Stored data

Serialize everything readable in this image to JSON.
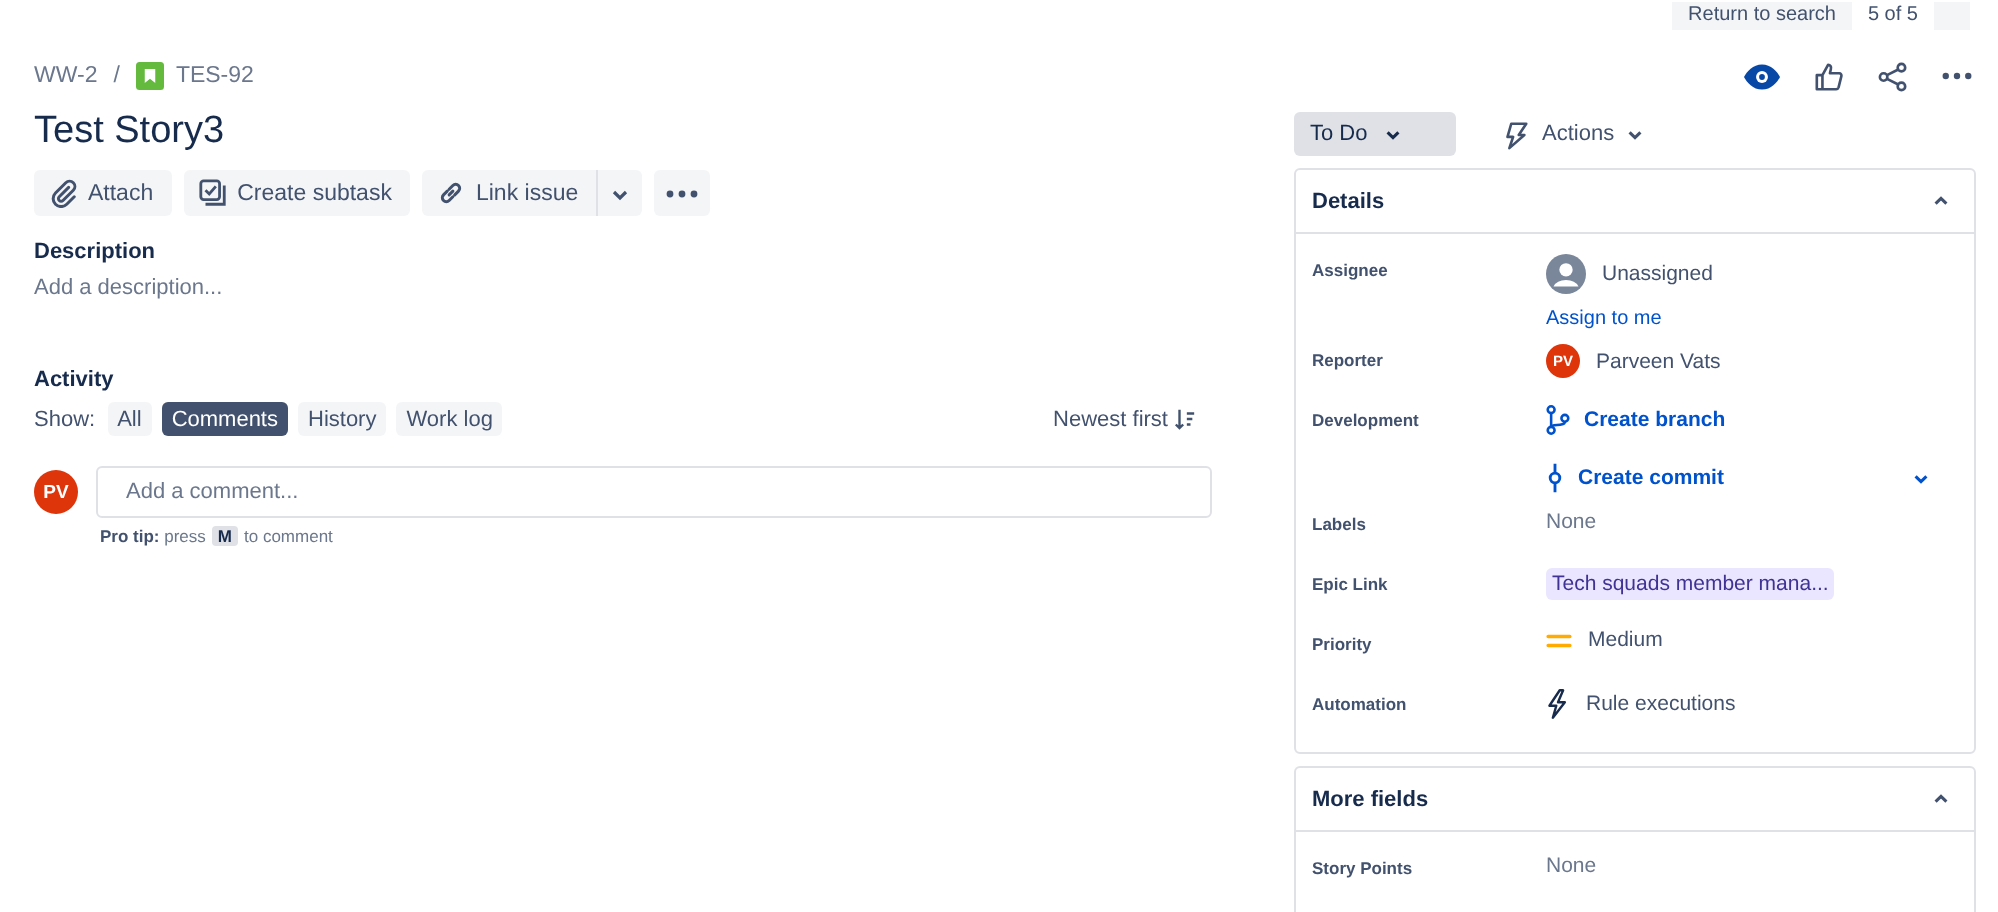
{
  "top_bar": {
    "return_button": "Return to search",
    "counter": "5 of 5"
  },
  "breadcrumb_separator": "/",
  "breadcrumbs": [
    {
      "label": "WW-2",
      "kind": "project"
    },
    {
      "label": "TES-92",
      "kind": "story"
    }
  ],
  "title": "Test Story3",
  "toolbar": [
    {
      "label": "Attach",
      "kind": "attach"
    },
    {
      "label": "Create subtask",
      "kind": "subtask"
    },
    {
      "label": "Link issue",
      "kind": "link"
    }
  ],
  "description": {
    "heading": "Description",
    "placeholder": "Add a description..."
  },
  "activity": {
    "heading": "Activity",
    "show_label": "Show:",
    "filters": [
      {
        "label": "All",
        "selected": false
      },
      {
        "label": "Comments",
        "selected": true
      },
      {
        "label": "History",
        "selected": false
      },
      {
        "label": "Work log",
        "selected": false
      }
    ],
    "sort": "Newest first",
    "comment": {
      "avatar": "PV",
      "placeholder": "Add a comment..."
    },
    "pro_tip": {
      "text": "**Pro tip:** press",
      "key": "M",
      "after": "to comment"
    }
  },
  "status": "To Do",
  "actions": "Actions",
  "details": {
    "title": "Details",
    "expanded": true,
    "fields": [
      {
        "label": "Assignee",
        "kind": "user",
        "value": "Unassigned",
        "link": "Assign to me"
      },
      {
        "label": "Reporter",
        "kind": "avatar",
        "initials": "PV",
        "value": "Parveen Vats"
      },
      {
        "label": "Development",
        "kind": "dev",
        "branch": "Create branch",
        "commit": "Create commit"
      },
      {
        "label": "Labels",
        "kind": "text",
        "value": "None"
      },
      {
        "label": "Epic Link",
        "kind": "tag",
        "value": "Tech squads member mana..."
      },
      {
        "label": "Priority",
        "kind": "priority",
        "value": "Medium"
      },
      {
        "label": "Automation",
        "kind": "automation",
        "value": "Rule executions"
      }
    ]
  },
  "more_fields": {
    "title": "More fields",
    "expanded": true,
    "fields": [
      {
        "label": "Story Points",
        "kind": "text",
        "value": "None"
      }
    ]
  }
}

What you have to do:
Pictures stay out; reproduce every line of the records exactly.

Solution to the exercise:
Serialize everything readable in this image to JSON.
{
  "top_bar": {
    "return_button": "Return to search",
    "counter": "5 of 5"
  },
  "breadcrumb_separator": "/",
  "breadcrumbs": [
    {
      "label": "WW-2",
      "kind": "project"
    },
    {
      "label": "TES-92",
      "kind": "story"
    }
  ],
  "title": "Test Story3",
  "toolbar": [
    {
      "label": "Attach",
      "kind": "attach"
    },
    {
      "label": "Create subtask",
      "kind": "subtask"
    },
    {
      "label": "Link issue",
      "kind": "link"
    }
  ],
  "description": {
    "heading": "Description",
    "placeholder": "Add a description..."
  },
  "activity": {
    "heading": "Activity",
    "show_label": "Show:",
    "filters": [
      {
        "label": "All",
        "selected": false
      },
      {
        "label": "Comments",
        "selected": true
      },
      {
        "label": "History",
        "selected": false
      },
      {
        "label": "Work log",
        "selected": false
      }
    ],
    "sort": "Newest first",
    "comment": {
      "avatar": "PV",
      "placeholder": "Add a comment..."
    },
    "pro_tip": {
      "text": "**Pro tip:** press",
      "key": "M",
      "after": "to comment"
    }
  },
  "status": "To Do",
  "actions": "Actions",
  "details": {
    "title": "Details",
    "expanded": true,
    "fields": [
      {
        "label": "Assignee",
        "kind": "user",
        "value": "Unassigned",
        "link": "Assign to me"
      },
      {
        "label": "Reporter",
        "kind": "avatar",
        "initials": "PV",
        "value": "Parveen Vats"
      },
      {
        "label": "Development",
        "kind": "dev",
        "branch": "Create branch",
        "commit": "Create commit"
      },
      {
        "label": "Labels",
        "kind": "text",
        "value": "None"
      },
      {
        "label": "Epic Link",
        "kind": "tag",
        "value": "Tech squads member mana..."
      },
      {
        "label": "Priority",
        "kind": "priority",
        "value": "Medium"
      },
      {
        "label": "Automation",
        "kind": "automation",
        "value": "Rule executions"
      }
    ]
  },
  "more_fields": {
    "title": "More fields",
    "expanded": true,
    "fields": [
      {
        "label": "Story Points",
        "kind": "text",
        "value": "None"
      }
    ]
  }
}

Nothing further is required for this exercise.